Stated problem: In the records that follow, show each line where the word "curve" is present.

Dataset records:
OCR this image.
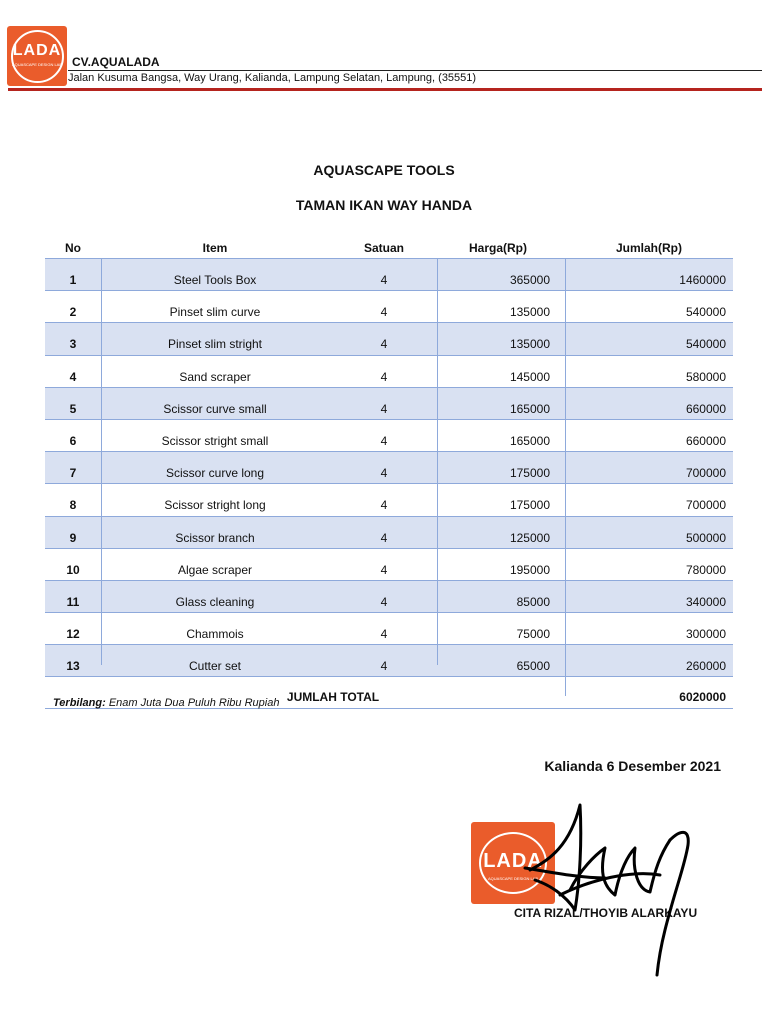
LADA
AQUASCAPE DESIGN LAB CV.AQUALADA
Jalan Kusuma Bangsa, Way Urang, Kalianda, Lampung Selatan, Lampung, (35551)
AQUASCAPE TOOLS
TAMAN IKAN WAY HANDA
No	Item	Satuan	Harga(Rp)	Jumlah(Rp)
1	Steel Tools Box	4	365000	1460000
2	Pinset slim curve	4	135000	540000
3	Pinset slim stright	4	135000	540000
4	Sand scraper	4	145000	580000
5	Scissor curve small	4	165000	660000
6	Scissor stright small	4	165000	660000
7	Scissor curve long	4	175000	700000
8	Scissor stright long	4	175000	700000
9	Scissor branch	4	125000	500000
10	Algae scraper	4	195000	780000
11	Glass cleaning	4	85000	340000
12	Chammois	4	75000	300000
13	Cutter set	4	65000	260000
JUMLAH TOTAL	6020000
Terbilang: Enam Juta Dua Puluh Ribu Rupiah
Kalianda 6 Desember 2021
LADA
AQUASCAPE DESIGN LAB
CITA RIZAL/THOYIB ALARKAYU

Answer:
2	Pinset slim curve	4	135000	540000
5	Scissor curve small	4	165000	660000
7	Scissor curve long	4	175000	700000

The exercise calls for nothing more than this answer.